— The task —
Transcribe the listing in full, excluding any pictures.

— Provided information —
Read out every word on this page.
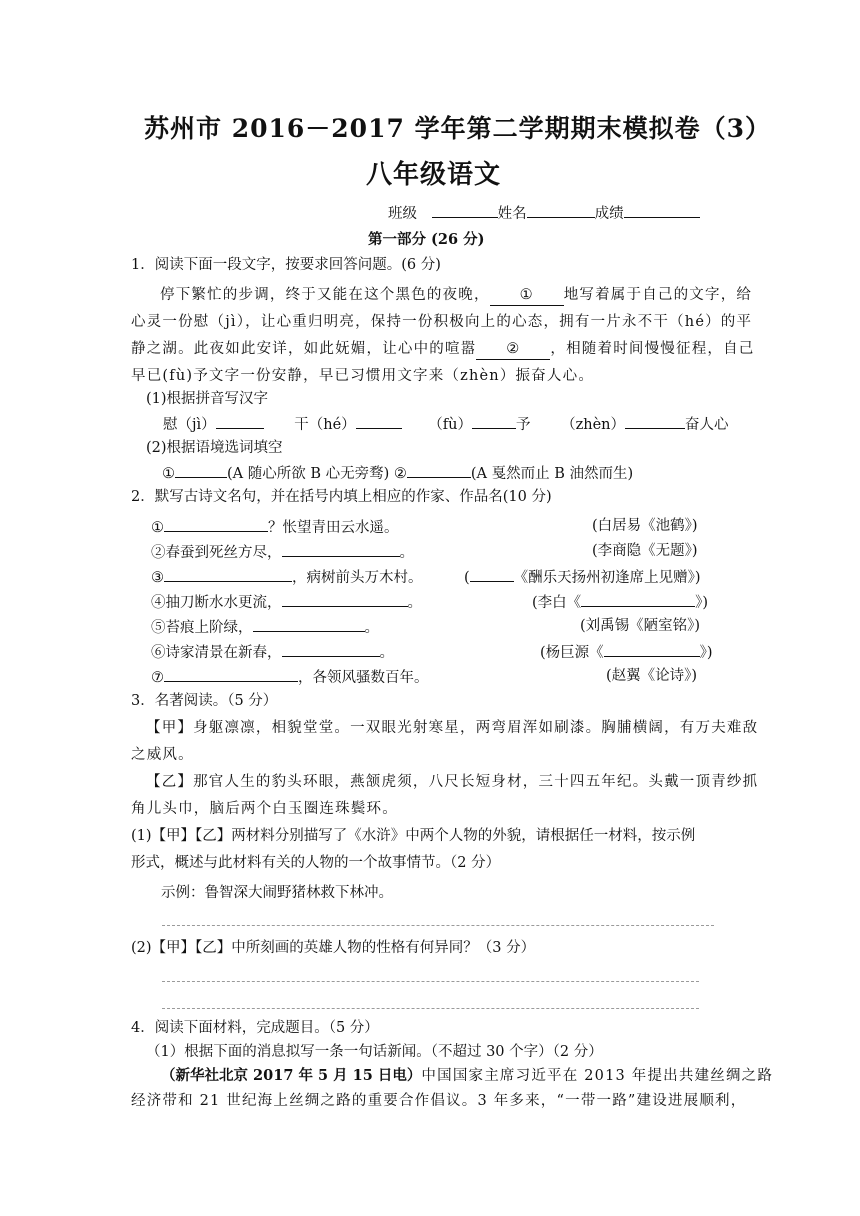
苏州市 2016－2017 学年第二学期期末模拟卷（3）
八年级语文
班级	姓名	成绩
第一部分 (26 分)
1．阅读下面一段文字，按要求回答问题。(6 分)
停下繁忙的步调，终于又能在这个黑色的夜晚， ① 地写着属于自己的文字，给
心灵一份慰（jì），让心重归明亮，保持一份积极向上的心态，拥有一片永不干（hé）的平
静之湖。此夜如此安详，如此妩媚，让心中的喧嚣 ② ，相随着时间慢慢征程，自己
早已(fù)予文字一份安静，早已习惯用文字来（zhèn）振奋人心。
(1)根据拼音写汉字
慰（jì）	干（hé）	（fù）	予 （zhèn）	奋人心
(2)根据语境选词填空
①	(A 随心所欲 B 心无旁骛) ②	(A 戛然而止 B 油然而生)
2．默写古诗文名句，并在括号内填上相应的作家、作品名(10 分)
①	？怅望青田云水遥。	(白居易《池鹤》)
②春蚕到死丝方尽，	。	(李商隐《无题》)
③	，病树前头万木村。	(	《酬乐天扬州初逢席上见赠》)
④抽刀断水水更流，	。	(李白《	》)
⑤苔痕上阶绿，	。	(刘禹锡《陋室铭》)
⑥诗家清景在新春，	。	(杨巨源《	》)
⑦	，各领风骚数百年。	(赵翼《论诗》)
3．名著阅读。（5 分）
【甲】身躯凛凛，相貌堂堂。一双眼光射寒星，两弯眉浑如刷漆。胸脯横阔，有万夫难敌
之威风。
【乙】那官人生的豹头环眼，燕颔虎须，八尺长短身材，三十四五年纪。头戴一顶青纱抓
角儿头巾，脑后两个白玉圈连珠鬓环。
(1)【甲】【乙】两材料分别描写了《水浒》中两个人物的外貌，请根据任一材料，按示例
形式，概述与此材料有关的人物的一个故事情节。（2 分）
示例：鲁智深大闹野猪林救下林冲。
(2)【甲】【乙】中所刻画的英雄人物的性格有何异同？（3 分）
4．阅读下面材料，完成题目。（5 分）
（1）根据下面的消息拟写一条一句话新闻。（不超过 30 个字）（2 分）
（新华社北京 2017 年 5 月 15 日电）中国国家主席习近平在 2013 年提出共建丝绸之路
经济带和 21 世纪海上丝绸之路的重要合作倡议。3 年多来，“一带一路”建设进展顺利，
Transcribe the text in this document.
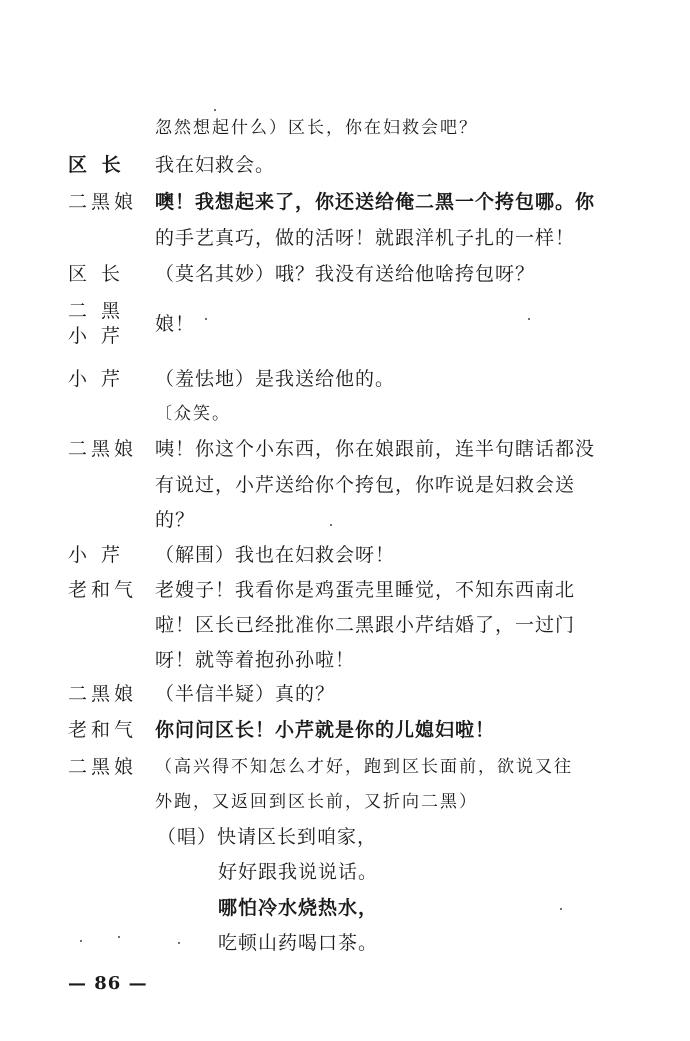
忽然想起什么）区长，你在妇救会吧？
区 长 我在妇救会。
二黑娘 噢！我想起来了，你还送给俺二黑一个挎包哪。你
的手艺真巧，做的活呀！就跟洋机子扎的一样！
区 长 （莫名其妙）哦？我没有送给他啥挎包呀？
二 黑
小 芹
娘！
小 芹 （羞怯地）是我送给他的。
〔众笑。
二黑娘 咦！你这个小东西，你在娘跟前，连半句瞎话都没
有说过，小芹送给你个挎包，你咋说是妇救会送
的？
小 芹 （解围）我也在妇救会呀！
老和气 老嫂子！我看你是鸡蛋壳里睡觉，不知东西南北
啦！区长已经批准你二黑跟小芹结婚了，一过门
呀！就等着抱孙孙啦！
二黑娘 （半信半疑）真的？
老和气 你问问区长！小芹就是你的儿媳妇啦！
二黑娘 （高兴得不知怎么才好，跑到区长面前，欲说又往
外跑，又返回到区长前，又折向二黑）
（唱）快请区长到咱家，
好好跟我说说话。
哪怕冷水烧热水，
吃顿山药喝口茶。
— 86 —
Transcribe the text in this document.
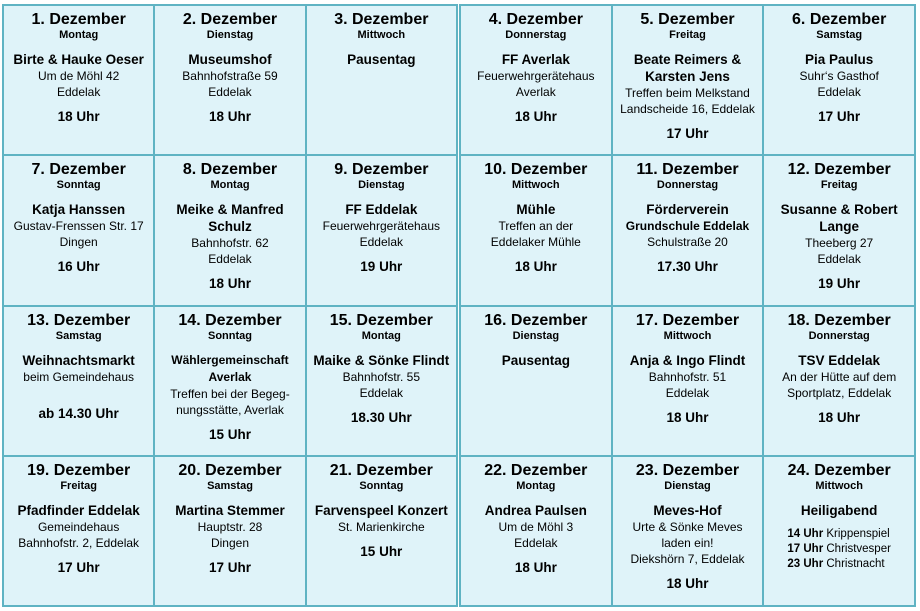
1. Dezember
Montag
Birte & Hauke Oeser
Um de Möhl 42
Eddelak
18 Uhr
2. Dezember
Dienstag
Museumshof
Bahnhofstraße 59
Eddelak
18 Uhr
3. Dezember
Mittwoch
Pausentag
7. Dezember
Sonntag
Katja Hanssen
Gustav-Frenssen Str. 17
Dingen
16 Uhr
8. Dezember
Montag
Meike & Manfred Schulz
Bahnhofstr. 62
Eddelak
18 Uhr
9. Dezember
Dienstag
FF Eddelak
Feuerwehrgerätehaus
Eddelak
19 Uhr
13. Dezember
Samstag
Weihnachtsmarkt
beim Gemeindehaus
ab 14.30 Uhr
14. Dezember
Sonntag
Wählergemeinschaft Averlak
Treffen bei der Begeg-
nungsstätte, Averlak
15 Uhr
15. Dezember
Montag
Maike & Sönke Flindt
Bahnhofstr. 55
Eddelak
18.30 Uhr
19. Dezember
Freitag
Pfadfinder Eddelak
Gemeindehaus
Bahnhofstr. 2, Eddelak
17 Uhr
20. Dezember
Samstag
Martina Stemmer
Hauptstr. 28
Dingen
17 Uhr
21. Dezember
Sonntag
Farvenspeel Konzert
St. Marienkirche
15 Uhr
4. Dezember
Donnerstag
FF Averlak
Feuerwehrgerätehaus
Averlak
18 Uhr
5. Dezember
Freitag
Beate Reimers & Karsten Jens
Treffen beim Melkstand
Landscheide 16, Eddelak
17 Uhr
6. Dezember
Samstag
Pia Paulus
Suhr‘s Gasthof
Eddelak
17 Uhr
10. Dezember
Mittwoch
Mühle
Treffen an der
Eddelaker Mühle
18 Uhr
11. Dezember
Donnerstag
Förderverein
Grundschule Eddelak
Schulstraße 20
17.30 Uhr
12. Dezember
Freitag
Susanne & Robert Lange
Theeberg 27
Eddelak
19 Uhr
16. Dezember
Dienstag
Pausentag
17. Dezember
Mittwoch
Anja & Ingo Flindt
Bahnhofstr. 51
Eddelak
18 Uhr
18. Dezember
Donnerstag
TSV Eddelak
An der Hütte auf dem
Sportplatz, Eddelak
18 Uhr
22. Dezember
Montag
Andrea Paulsen
Um de Möhl 3
Eddelak
18 Uhr
23. Dezember
Dienstag
Meves-Hof
Urte & Sönke Meves
laden ein!
Diekshörn 7, Eddelak
18 Uhr
24. Dezember
Mittwoch
Heiligabend
14 Uhr Krippenspiel
17 Uhr Christvesper
23 Uhr Christnacht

— Task answer —
Read out every word on this page.
苏州市 2016－2017 学年第二学期期末模拟卷（3）
八年级语文
班级	姓名	成绩
第一部分 (26 分)
1．阅读下面一段文字，按要求回答问题。(6 分)
停下繁忙的步调，终于又能在这个黑色的夜晚， ① 地写着属于自己的文字，给
心灵一份慰（jì），让心重归明亮，保持一份积极向上的心态，拥有一片永不干（hé）的平
静之湖。此夜如此安详，如此妩媚，让心中的喧嚣 ② ，相随着时间慢慢征程，自己
早已(fù)予文字一份安静，早已习惯用文字来（zhèn）振奋人心。
(1)根据拼音写汉字
慰（jì）	干（hé）	（fù）	予 （zhèn）	奋人心
(2)根据语境选词填空
①	(A 随心所欲 B 心无旁骛) ②	(A 戛然而止 B 油然而生)
2．默写古诗文名句，并在括号内填上相应的作家、作品名(10 分)
①	？怅望青田云水遥。	(白居易《池鹤》)
②春蚕到死丝方尽，	。	(李商隐《无题》)
③	，病树前头万木村。	(	《酬乐天扬州初逢席上见赠》)
④抽刀断水水更流，	。	(李白《	》)
⑤苔痕上阶绿，	。	(刘禹锡《陋室铭》)
⑥诗家清景在新春，	。	(杨巨源《	》)
⑦	，各领风骚数百年。	(赵翼《论诗》)
3．名著阅读。（5 分）
【甲】身躯凛凛，相貌堂堂。一双眼光射寒星，两弯眉浑如刷漆。胸脯横阔，有万夫难敌
之威风。
【乙】那官人生的豹头环眼，燕颔虎须，八尺长短身材，三十四五年纪。头戴一顶青纱抓
角儿头巾，脑后两个白玉圈连珠鬓环。
(1)【甲】【乙】两材料分别描写了《水浒》中两个人物的外貌，请根据任一材料，按示例
形式，概述与此材料有关的人物的一个故事情节。（2 分）
示例：鲁智深大闹野猪林救下林冲。
(2)【甲】【乙】中所刻画的英雄人物的性格有何异同？（3 分）
4．阅读下面材料，完成题目。（5 分）
（1）根据下面的消息拟写一条一句话新闻。（不超过 30 个字）（2 分）
（新华社北京 2017 年 5 月 15 日电）中国国家主席习近平在 2013 年提出共建丝绸之路
经济带和 21 世纪海上丝绸之路的重要合作倡议。3 年多来，“一带一路”建设进展顺利，
Transcribe the text in this document.
忽然想起什么）区长，你在妇救会吧？
区 长 我在妇救会。
二黑娘 噢！我想起来了，你还送给俺二黑一个挎包哪。你
的手艺真巧，做的活呀！就跟洋机子扎的一样！
区 长 （莫名其妙）哦？我没有送给他啥挎包呀？
二 黑
小 芹
娘！
小 芹 （羞怯地）是我送给他的。
〔众笑。
二黑娘 咦！你这个小东西，你在娘跟前，连半句瞎话都没
有说过，小芹送给你个挎包，你咋说是妇救会送
的？
小 芹 （解围）我也在妇救会呀！
老和气 老嫂子！我看你是鸡蛋壳里睡觉，不知东西南北
啦！区长已经批准你二黑跟小芹结婚了，一过门
呀！就等着抱孙孙啦！
二黑娘 （半信半疑）真的？
老和气 你问问区长！小芹就是你的儿媳妇啦！
二黑娘 （高兴得不知怎么才好，跑到区长面前，欲说又往
外跑，又返回到区长前，又折向二黑）
（唱）快请区长到咱家，
好好跟我说说话。
哪怕冷水烧热水，
吃顿山药喝口茶。
— 86 —
Transcribe the text in this document.
1. Dezember
Montag
Birte & Hauke Oeser
Um de Möhl 42
Eddelak
18 Uhr
2. Dezember
Dienstag
Museumshof
Bahnhofstraße 59
Eddelak
18 Uhr
3. Dezember
Mittwoch
Pausentag
7. Dezember
Sonntag
Katja Hanssen
Gustav-Frenssen Str. 17
Dingen
16 Uhr
8. Dezember
Montag
Meike & Manfred Schulz
Bahnhofstr. 62
Eddelak
18 Uhr
9. Dezember
Dienstag
FF Eddelak
Feuerwehrgerätehaus
Eddelak
19 Uhr
13. Dezember
Samstag
Weihnachtsmarkt
beim Gemeindehaus
ab 14.30 Uhr
14. Dezember
Sonntag
Wählergemeinschaft Averlak
Treffen bei der Begeg-
nungsstätte, Averlak
15 Uhr
15. Dezember
Montag
Maike & Sönke Flindt
Bahnhofstr. 55
Eddelak
18.30 Uhr
19. Dezember
Freitag
Pfadfinder Eddelak
Gemeindehaus
Bahnhofstr. 2, Eddelak
17 Uhr
20. Dezember
Samstag
Martina Stemmer
Hauptstr. 28
Dingen
17 Uhr
21. Dezember
Sonntag
Farvenspeel Konzert
St. Marienkirche
15 Uhr
4. Dezember
Donnerstag
FF Averlak
Feuerwehrgerätehaus
Averlak
18 Uhr
5. Dezember
Freitag
Beate Reimers & Karsten Jens
Treffen beim Melkstand
Landscheide 16, Eddelak
17 Uhr
6. Dezember
Samstag
Pia Paulus
Suhr‘s Gasthof
Eddelak
17 Uhr
10. Dezember
Mittwoch
Mühle
Treffen an der
Eddelaker Mühle
18 Uhr
11. Dezember
Donnerstag
Förderverein
Grundschule Eddelak
Schulstraße 20
17.30 Uhr
12. Dezember
Freitag
Susanne & Robert Lange
Theeberg 27
Eddelak
19 Uhr
16. Dezember
Dienstag
Pausentag
17. Dezember
Mittwoch
Anja & Ingo Flindt
Bahnhofstr. 51
Eddelak
18 Uhr
18. Dezember
Donnerstag
TSV Eddelak
An der Hütte auf dem
Sportplatz, Eddelak
18 Uhr
22. Dezember
Montag
Andrea Paulsen
Um de Möhl 3
Eddelak
18 Uhr
23. Dezember
Dienstag
Meves-Hof
Urte & Sönke Meves
laden ein!
Diekshörn 7, Eddelak
18 Uhr
24. Dezember
Mittwoch
Heiligabend
14 Uhr Krippenspiel
17 Uhr Christvesper
23 Uhr Christnacht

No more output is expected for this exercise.